(Rows from a dataset)
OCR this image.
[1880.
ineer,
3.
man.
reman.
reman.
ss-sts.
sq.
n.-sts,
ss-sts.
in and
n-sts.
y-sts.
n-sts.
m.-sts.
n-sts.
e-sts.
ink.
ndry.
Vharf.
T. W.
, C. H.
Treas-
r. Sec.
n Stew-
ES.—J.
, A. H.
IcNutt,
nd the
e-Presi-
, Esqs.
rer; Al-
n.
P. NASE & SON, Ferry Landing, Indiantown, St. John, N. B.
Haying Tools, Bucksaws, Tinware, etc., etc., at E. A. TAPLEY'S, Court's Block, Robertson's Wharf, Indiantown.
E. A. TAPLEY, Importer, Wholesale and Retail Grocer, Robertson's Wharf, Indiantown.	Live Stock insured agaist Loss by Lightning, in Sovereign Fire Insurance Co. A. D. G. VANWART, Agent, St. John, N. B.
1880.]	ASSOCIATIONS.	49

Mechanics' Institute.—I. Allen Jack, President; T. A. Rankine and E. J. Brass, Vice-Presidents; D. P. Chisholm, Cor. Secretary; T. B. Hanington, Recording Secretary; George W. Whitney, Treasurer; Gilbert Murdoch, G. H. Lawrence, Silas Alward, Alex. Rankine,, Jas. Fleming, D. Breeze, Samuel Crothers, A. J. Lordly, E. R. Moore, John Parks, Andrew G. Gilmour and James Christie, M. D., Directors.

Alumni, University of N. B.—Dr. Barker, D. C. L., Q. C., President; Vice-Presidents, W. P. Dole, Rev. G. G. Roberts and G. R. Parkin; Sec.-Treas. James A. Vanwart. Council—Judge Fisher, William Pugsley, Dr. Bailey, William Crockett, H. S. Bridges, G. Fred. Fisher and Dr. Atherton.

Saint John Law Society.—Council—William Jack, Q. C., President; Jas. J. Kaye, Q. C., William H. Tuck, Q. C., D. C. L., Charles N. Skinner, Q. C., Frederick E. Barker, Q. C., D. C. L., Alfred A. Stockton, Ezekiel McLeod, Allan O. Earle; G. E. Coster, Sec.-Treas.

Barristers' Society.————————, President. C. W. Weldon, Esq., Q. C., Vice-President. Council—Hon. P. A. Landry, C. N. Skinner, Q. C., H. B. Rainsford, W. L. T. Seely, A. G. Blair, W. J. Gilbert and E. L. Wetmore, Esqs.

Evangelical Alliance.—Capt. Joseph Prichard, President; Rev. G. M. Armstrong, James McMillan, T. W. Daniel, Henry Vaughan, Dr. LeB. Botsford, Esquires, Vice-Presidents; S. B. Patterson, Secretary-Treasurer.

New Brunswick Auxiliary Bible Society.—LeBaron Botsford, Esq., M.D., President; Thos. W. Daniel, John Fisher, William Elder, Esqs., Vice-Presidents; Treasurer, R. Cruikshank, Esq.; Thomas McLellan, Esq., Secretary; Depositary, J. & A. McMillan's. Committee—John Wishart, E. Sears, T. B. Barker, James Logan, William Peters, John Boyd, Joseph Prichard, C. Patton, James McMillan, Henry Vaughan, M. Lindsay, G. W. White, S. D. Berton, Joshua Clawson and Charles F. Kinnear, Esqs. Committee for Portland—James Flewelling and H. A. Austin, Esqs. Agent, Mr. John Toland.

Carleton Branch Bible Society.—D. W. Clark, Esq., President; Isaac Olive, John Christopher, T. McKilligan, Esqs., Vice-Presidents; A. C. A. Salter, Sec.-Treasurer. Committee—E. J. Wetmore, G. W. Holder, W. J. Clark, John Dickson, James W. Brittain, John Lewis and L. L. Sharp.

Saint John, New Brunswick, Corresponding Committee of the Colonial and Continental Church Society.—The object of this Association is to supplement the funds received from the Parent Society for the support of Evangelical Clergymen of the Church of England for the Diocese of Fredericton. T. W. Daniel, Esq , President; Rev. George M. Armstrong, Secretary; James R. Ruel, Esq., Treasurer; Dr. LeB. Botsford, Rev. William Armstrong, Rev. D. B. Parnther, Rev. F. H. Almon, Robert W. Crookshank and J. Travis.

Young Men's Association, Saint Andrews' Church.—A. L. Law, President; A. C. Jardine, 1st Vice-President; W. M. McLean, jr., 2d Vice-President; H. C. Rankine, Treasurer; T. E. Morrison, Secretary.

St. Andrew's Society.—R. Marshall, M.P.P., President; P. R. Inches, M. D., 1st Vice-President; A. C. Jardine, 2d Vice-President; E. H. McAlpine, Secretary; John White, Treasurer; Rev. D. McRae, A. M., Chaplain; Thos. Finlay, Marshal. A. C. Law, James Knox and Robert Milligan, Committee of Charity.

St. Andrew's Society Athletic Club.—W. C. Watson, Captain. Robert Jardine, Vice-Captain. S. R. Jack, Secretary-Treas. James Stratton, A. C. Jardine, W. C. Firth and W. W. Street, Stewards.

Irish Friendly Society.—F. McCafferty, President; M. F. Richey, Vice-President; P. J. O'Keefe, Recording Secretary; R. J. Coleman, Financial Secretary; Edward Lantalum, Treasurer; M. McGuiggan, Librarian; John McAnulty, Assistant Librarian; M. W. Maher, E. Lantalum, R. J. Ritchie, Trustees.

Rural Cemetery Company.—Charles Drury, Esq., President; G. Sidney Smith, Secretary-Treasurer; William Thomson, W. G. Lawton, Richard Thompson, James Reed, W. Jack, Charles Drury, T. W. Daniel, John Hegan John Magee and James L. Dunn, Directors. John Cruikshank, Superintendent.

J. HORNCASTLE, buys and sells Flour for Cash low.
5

TASK DESCRIPTION:
Your task is to reproduce all of the records exactly.

PROBLEM SOLUTION:
OCR this image.
[1880.
ineer,
3.
man.
reman.
reman.
ss-sts.
sq.
n.-sts,
ss-sts.
in and
n-sts.
y-sts.
n-sts.
m.-sts.
n-sts.
e-sts.
ink.
ndry.
Vharf.
T. W.
, C. H.
Treas-
r. Sec.
n Stew-
ES.—J.
, A. H.
IcNutt,
nd the
e-Presi-
, Esqs.
rer; Al-
n.
P. NASE & SON, Ferry Landing, Indiantown, St. John, N. B.
Haying Tools, Bucksaws, Tinware, etc., etc., at E. A. TAPLEY'S, Court's Block, Robertson's Wharf, Indiantown.
E. A. TAPLEY, Importer, Wholesale and Retail Grocer, Robertson's Wharf, Indiantown.	Live Stock insured agaist Loss by Lightning, in Sovereign Fire Insurance Co. A. D. G. VANWART, Agent, St. John, N. B.
1880.]	ASSOCIATIONS.	49

Mechanics' Institute.—I. Allen Jack, President; T. A. Rankine and E. J. Brass, Vice-Presidents; D. P. Chisholm, Cor. Secretary; T. B. Hanington, Recording Secretary; George W. Whitney, Treasurer; Gilbert Murdoch, G. H. Lawrence, Silas Alward, Alex. Rankine,, Jas. Fleming, D. Breeze, Samuel Crothers, A. J. Lordly, E. R. Moore, John Parks, Andrew G. Gilmour and James Christie, M. D., Directors.

Alumni, University of N. B.—Dr. Barker, D. C. L., Q. C., President; Vice-Presidents, W. P. Dole, Rev. G. G. Roberts and G. R. Parkin; Sec.-Treas. James A. Vanwart. Council—Judge Fisher, William Pugsley, Dr. Bailey, William Crockett, H. S. Bridges, G. Fred. Fisher and Dr. Atherton.

Saint John Law Society.—Council—William Jack, Q. C., President; Jas. J. Kaye, Q. C., William H. Tuck, Q. C., D. C. L., Charles N. Skinner, Q. C., Frederick E. Barker, Q. C., D. C. L., Alfred A. Stockton, Ezekiel McLeod, Allan O. Earle; G. E. Coster, Sec.-Treas.

Barristers' Society.————————, President. C. W. Weldon, Esq., Q. C., Vice-President. Council—Hon. P. A. Landry, C. N. Skinner, Q. C., H. B. Rainsford, W. L. T. Seely, A. G. Blair, W. J. Gilbert and E. L. Wetmore, Esqs.

Evangelical Alliance.—Capt. Joseph Prichard, President; Rev. G. M. Armstrong, James McMillan, T. W. Daniel, Henry Vaughan, Dr. LeB. Botsford, Esquires, Vice-Presidents; S. B. Patterson, Secretary-Treasurer.

New Brunswick Auxiliary Bible Society.—LeBaron Botsford, Esq., M.D., President; Thos. W. Daniel, John Fisher, William Elder, Esqs., Vice-Presidents; Treasurer, R. Cruikshank, Esq.; Thomas McLellan, Esq., Secretary; Depositary, J. & A. McMillan's. Committee—John Wishart, E. Sears, T. B. Barker, James Logan, William Peters, John Boyd, Joseph Prichard, C. Patton, James McMillan, Henry Vaughan, M. Lindsay, G. W. White, S. D. Berton, Joshua Clawson and Charles F. Kinnear, Esqs. Committee for Portland—James Flewelling and H. A. Austin, Esqs. Agent, Mr. John Toland.

Carleton Branch Bible Society.—D. W. Clark, Esq., President; Isaac Olive, John Christopher, T. McKilligan, Esqs., Vice-Presidents; A. C. A. Salter, Sec.-Treasurer. Committee—E. J. Wetmore, G. W. Holder, W. J. Clark, John Dickson, James W. Brittain, John Lewis and L. L. Sharp.

Saint John, New Brunswick, Corresponding Committee of the Colonial and Continental Church Society.—The object of this Association is to supplement the funds received from the Parent Society for the support of Evangelical Clergymen of the Church of England for the Diocese of Fredericton. T. W. Daniel, Esq , President; Rev. George M. Armstrong, Secretary; James R. Ruel, Esq., Treasurer; Dr. LeB. Botsford, Rev. William Armstrong, Rev. D. B. Parnther, Rev. F. H. Almon, Robert W. Crookshank and J. Travis.

Young Men's Association, Saint Andrews' Church.—A. L. Law, President; A. C. Jardine, 1st Vice-President; W. M. McLean, jr., 2d Vice-President; H. C. Rankine, Treasurer; T. E. Morrison, Secretary.

St. Andrew's Society.—R. Marshall, M.P.P., President; P. R. Inches, M. D., 1st Vice-President; A. C. Jardine, 2d Vice-President; E. H. McAlpine, Secretary; John White, Treasurer; Rev. D. McRae, A. M., Chaplain; Thos. Finlay, Marshal. A. C. Law, James Knox and Robert Milligan, Committee of Charity.

St. Andrew's Society Athletic Club.—W. C. Watson, Captain. Robert Jardine, Vice-Captain. S. R. Jack, Secretary-Treas. James Stratton, A. C. Jardine, W. C. Firth and W. W. Street, Stewards.

Irish Friendly Society.—F. McCafferty, President; M. F. Richey, Vice-President; P. J. O'Keefe, Recording Secretary; R. J. Coleman, Financial Secretary; Edward Lantalum, Treasurer; M. McGuiggan, Librarian; John McAnulty, Assistant Librarian; M. W. Maher, E. Lantalum, R. J. Ritchie, Trustees.

Rural Cemetery Company.—Charles Drury, Esq., President; G. Sidney Smith, Secretary-Treasurer; William Thomson, W. G. Lawton, Richard Thompson, James Reed, W. Jack, Charles Drury, T. W. Daniel, John Hegan John Magee and James L. Dunn, Directors. John Cruikshank, Superintendent.

J. HORNCASTLE, buys and sells Flour for Cash low.
5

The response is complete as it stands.